### Consigne
Rédigez, s'il vous plaît, la suite du texte sur la Fraternité et le Saint-Siège, à partir de sa dernière phrase.

### Passage cité
________________
En attendant l’approbation de la structure juridique et définitive de la Fraternité, le cardinal visiteur se portera garant de l’orthodoxie de l’enseignement reçu au Séminaire dans l’esprit ecclésial de l’unité avec le Saint-Siège.

La structure juridique qu’il faudra trouver précisera en outre les modalités d’un rapport positif et convenable de la Fraternité avec les différents diocèses selon les normes prévues dans le Droit en des cas analogues.

Je vous demande, Excellence, de considérer attentivement cette proposition dans le but de trouver une solution positive et équitable, assurant la continuité de votre Œuvre dans la soumission du Siège Apostolique. Si malgré les efforts réitérés du Saint-Siège en vue d’une conciliation vous persistiez dans votre projet de vous donner un ou plusieurs auxiliaires, sans l’accord du Pape, et contre lui, il apparaîtrait clairement à tous que la rupture définitive dont vous faites mention dans votre lettre, ne saurait être en aucune manière attribuée à l’Église, mais qu’elle dépendrait exclusivement de votre initiative personnelle.
________________
### Données enregistrées
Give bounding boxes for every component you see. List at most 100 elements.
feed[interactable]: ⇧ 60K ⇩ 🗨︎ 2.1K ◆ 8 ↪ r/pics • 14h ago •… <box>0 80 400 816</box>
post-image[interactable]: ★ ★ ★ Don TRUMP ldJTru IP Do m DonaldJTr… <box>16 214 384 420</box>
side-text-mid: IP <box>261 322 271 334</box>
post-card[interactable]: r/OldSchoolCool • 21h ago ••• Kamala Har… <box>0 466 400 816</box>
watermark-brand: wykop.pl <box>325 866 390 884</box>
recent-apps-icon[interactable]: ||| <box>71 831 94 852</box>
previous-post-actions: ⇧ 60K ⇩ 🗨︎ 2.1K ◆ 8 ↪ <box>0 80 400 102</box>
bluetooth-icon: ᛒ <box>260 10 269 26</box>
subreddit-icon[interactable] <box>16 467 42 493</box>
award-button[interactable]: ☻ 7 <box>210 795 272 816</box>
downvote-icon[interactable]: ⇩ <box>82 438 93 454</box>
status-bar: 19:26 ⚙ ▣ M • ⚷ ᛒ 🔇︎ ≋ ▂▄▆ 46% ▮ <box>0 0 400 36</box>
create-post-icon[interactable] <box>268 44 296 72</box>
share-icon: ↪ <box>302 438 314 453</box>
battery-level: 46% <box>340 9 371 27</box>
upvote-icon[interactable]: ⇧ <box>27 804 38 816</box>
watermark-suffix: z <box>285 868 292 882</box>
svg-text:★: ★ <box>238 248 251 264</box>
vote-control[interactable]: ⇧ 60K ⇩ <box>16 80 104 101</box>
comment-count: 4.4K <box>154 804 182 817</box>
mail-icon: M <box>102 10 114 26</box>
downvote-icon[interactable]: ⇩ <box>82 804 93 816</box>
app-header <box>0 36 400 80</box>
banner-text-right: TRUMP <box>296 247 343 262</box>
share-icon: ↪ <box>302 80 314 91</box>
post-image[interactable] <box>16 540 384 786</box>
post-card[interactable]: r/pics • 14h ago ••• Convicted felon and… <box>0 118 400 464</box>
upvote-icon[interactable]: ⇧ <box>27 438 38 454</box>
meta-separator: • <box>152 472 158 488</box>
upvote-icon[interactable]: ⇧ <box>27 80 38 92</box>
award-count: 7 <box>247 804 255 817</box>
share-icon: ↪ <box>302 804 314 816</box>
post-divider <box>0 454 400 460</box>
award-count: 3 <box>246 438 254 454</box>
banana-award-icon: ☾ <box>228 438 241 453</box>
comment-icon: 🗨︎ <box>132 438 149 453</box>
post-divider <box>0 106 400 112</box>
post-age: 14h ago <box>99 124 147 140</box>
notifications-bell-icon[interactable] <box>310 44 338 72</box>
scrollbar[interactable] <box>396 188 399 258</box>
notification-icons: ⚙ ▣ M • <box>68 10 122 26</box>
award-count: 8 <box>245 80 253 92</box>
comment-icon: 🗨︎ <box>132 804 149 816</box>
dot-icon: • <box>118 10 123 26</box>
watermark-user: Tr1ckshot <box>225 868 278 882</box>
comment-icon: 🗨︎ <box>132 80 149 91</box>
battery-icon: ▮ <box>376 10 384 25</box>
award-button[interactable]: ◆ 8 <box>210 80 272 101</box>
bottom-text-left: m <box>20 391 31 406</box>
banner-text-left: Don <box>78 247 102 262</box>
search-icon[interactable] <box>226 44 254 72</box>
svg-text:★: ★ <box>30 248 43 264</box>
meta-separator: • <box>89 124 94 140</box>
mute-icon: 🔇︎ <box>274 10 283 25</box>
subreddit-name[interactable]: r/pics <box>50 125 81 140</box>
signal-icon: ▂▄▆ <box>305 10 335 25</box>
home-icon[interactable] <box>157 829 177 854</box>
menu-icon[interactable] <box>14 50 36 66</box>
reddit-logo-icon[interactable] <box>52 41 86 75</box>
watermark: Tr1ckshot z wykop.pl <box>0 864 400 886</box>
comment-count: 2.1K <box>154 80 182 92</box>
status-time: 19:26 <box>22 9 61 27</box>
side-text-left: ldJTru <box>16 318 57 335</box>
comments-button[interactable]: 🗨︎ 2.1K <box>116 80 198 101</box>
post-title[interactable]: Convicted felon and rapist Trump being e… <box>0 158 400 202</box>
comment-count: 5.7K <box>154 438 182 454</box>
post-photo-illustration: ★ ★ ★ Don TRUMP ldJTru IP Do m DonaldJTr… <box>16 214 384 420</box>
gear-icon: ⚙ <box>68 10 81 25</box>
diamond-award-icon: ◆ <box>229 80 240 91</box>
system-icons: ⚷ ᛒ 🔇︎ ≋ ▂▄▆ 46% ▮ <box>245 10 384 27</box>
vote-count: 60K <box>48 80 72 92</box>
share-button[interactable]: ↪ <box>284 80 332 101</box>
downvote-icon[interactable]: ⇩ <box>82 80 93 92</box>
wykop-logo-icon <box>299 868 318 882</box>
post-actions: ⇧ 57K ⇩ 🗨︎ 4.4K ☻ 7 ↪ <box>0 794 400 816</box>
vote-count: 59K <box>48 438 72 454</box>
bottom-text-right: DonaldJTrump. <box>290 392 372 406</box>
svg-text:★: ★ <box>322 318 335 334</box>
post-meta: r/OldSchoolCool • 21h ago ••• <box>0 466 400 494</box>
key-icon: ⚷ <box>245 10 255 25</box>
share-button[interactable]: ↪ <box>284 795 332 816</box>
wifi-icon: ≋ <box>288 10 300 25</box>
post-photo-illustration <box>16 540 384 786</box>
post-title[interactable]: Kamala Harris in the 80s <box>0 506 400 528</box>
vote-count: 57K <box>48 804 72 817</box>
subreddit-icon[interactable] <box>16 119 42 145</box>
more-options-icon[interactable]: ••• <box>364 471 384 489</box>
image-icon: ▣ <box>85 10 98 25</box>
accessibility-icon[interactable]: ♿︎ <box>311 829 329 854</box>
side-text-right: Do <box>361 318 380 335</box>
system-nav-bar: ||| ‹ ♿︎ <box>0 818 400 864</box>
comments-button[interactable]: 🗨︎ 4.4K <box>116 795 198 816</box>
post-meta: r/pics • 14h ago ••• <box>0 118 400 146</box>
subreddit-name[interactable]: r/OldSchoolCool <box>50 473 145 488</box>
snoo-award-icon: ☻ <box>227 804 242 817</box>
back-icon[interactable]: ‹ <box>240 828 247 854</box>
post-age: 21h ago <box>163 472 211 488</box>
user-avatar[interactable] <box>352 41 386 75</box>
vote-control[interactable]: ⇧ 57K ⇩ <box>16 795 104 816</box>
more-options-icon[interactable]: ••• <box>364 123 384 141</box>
________________
### Réponse finale
Les conséquences en seraient graves pour cette Église que vous dites tant aimer, pour vous-même et pour votre Œuvre. L’institution divine, l’Église a les promesses de l’assistance du Christ jusqu’à la fin des temps. La rupture de son unité par un acte de grave désobéissance de votre part lui causerait des dommages incalculables et détruirait l’avenir de votre œuvre elle-même parce que hors de l’union avec Pierre, il n’y aurait pas d’avenir, mais seulement la ruine de tout ce que vous avez voulu et entrepris. L’histoire a bien été souvent témoin de l’inutilité d’un apostolat accompli en dehors de la soumission à l’Église et à son chef.

En fournissant une interprétation personnelle des textes du Magistère, vous feriez paradoxalement preuve de ce libéralisme que vous combattez si fortement, et agiriez contre le but que vous poursuivez.

C’est en effet à Pierre que le Seigneur a confié le gouvernement de son Église ; c’est donc le Pape qui est le principal artisan de son unité, à assurer les promesses du Christ. Jamais il ne pourra mettre en opposition dans l’Église le Magistère authentique de celle-ci et la saine Tradition.

Excellence, peut-être trouverez-vous mes propos sévères. J’aurais aimé certes m’exprimer d’une autre manière, mais la gravité du problème en jeu ne laissait guère de choix. Du reste, je suis certain que vous reconnaîtrez la générosité de la proposition qui vous est faite au nom du Saint-Père et qui constitue le moyen réel de sauvegarder votre Œuvre dans l’unité et la catholicité de l’Église.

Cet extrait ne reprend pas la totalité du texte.